(WORK REQUIRED) Repeat the whole listing below, word for word.

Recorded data

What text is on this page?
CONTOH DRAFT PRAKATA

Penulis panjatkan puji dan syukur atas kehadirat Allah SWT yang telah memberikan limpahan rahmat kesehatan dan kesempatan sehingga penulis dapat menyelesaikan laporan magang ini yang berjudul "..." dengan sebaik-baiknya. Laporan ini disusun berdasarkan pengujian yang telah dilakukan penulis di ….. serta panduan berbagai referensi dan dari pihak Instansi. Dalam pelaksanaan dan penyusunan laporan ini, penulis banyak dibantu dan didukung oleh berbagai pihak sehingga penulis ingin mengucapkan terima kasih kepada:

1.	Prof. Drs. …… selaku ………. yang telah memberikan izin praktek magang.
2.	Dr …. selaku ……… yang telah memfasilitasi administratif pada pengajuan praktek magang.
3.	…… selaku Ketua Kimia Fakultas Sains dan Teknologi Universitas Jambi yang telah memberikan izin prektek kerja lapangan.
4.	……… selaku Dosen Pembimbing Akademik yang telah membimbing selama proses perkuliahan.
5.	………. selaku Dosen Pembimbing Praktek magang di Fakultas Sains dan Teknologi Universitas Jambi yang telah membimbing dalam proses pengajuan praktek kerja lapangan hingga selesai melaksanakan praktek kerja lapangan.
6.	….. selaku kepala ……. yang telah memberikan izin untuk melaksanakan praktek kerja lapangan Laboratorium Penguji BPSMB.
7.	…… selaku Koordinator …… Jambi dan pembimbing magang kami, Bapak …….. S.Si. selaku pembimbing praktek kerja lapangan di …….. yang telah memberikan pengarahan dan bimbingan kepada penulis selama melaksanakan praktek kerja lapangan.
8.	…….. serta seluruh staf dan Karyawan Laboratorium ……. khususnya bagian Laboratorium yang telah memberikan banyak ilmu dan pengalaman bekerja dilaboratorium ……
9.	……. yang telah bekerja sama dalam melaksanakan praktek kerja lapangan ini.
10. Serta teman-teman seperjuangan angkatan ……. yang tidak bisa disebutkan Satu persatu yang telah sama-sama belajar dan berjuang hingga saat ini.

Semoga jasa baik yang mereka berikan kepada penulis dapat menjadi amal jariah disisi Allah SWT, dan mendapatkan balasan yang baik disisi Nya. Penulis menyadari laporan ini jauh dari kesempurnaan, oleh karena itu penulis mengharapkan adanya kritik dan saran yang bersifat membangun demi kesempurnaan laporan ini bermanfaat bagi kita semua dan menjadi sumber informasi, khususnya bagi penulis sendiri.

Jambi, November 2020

(COMPLETE ANSWER)
What text is on this page?
CONTOH DRAFT PRAKATA

Penulis panjatkan puji dan syukur atas kehadirat Allah SWT yang telah memberikan limpahan rahmat kesehatan dan kesempatan sehingga penulis dapat menyelesaikan laporan magang ini yang berjudul "..." dengan sebaik-baiknya. Laporan ini disusun berdasarkan pengujian yang telah dilakukan penulis di ….. serta panduan berbagai referensi dan dari pihak Instansi. Dalam pelaksanaan dan penyusunan laporan ini, penulis banyak dibantu dan didukung oleh berbagai pihak sehingga penulis ingin mengucapkan terima kasih kepada:

1.	Prof. Drs. …… selaku ………. yang telah memberikan izin praktek magang.
2.	Dr …. selaku ……… yang telah memfasilitasi administratif pada pengajuan praktek magang.
3.	…… selaku Ketua Kimia Fakultas Sains dan Teknologi Universitas Jambi yang telah memberikan izin prektek kerja lapangan.
4.	……… selaku Dosen Pembimbing Akademik yang telah membimbing selama proses perkuliahan.
5.	………. selaku Dosen Pembimbing Praktek magang di Fakultas Sains dan Teknologi Universitas Jambi yang telah membimbing dalam proses pengajuan praktek kerja lapangan hingga selesai melaksanakan praktek kerja lapangan.
6.	….. selaku kepala ……. yang telah memberikan izin untuk melaksanakan praktek kerja lapangan Laboratorium Penguji BPSMB.
7.	…… selaku Koordinator …… Jambi dan pembimbing magang kami, Bapak …….. S.Si. selaku pembimbing praktek kerja lapangan di …….. yang telah memberikan pengarahan dan bimbingan kepada penulis selama melaksanakan praktek kerja lapangan.
8.	…….. serta seluruh staf dan Karyawan Laboratorium ……. khususnya bagian Laboratorium yang telah memberikan banyak ilmu dan pengalaman bekerja dilaboratorium ……
9.	……. yang telah bekerja sama dalam melaksanakan praktek kerja lapangan ini.
10. Serta teman-teman seperjuangan angkatan ……. yang tidak bisa disebutkan Satu persatu yang telah sama-sama belajar dan berjuang hingga saat ini.

Semoga jasa baik yang mereka berikan kepada penulis dapat menjadi amal jariah disisi Allah SWT, dan mendapatkan balasan yang baik disisi Nya. Penulis menyadari laporan ini jauh dari kesempurnaan, oleh karena itu penulis mengharapkan adanya kritik dan saran yang bersifat membangun demi kesempurnaan laporan ini bermanfaat bagi kita semua dan menjadi sumber informasi, khususnya bagi penulis sendiri.

Jambi, November 2020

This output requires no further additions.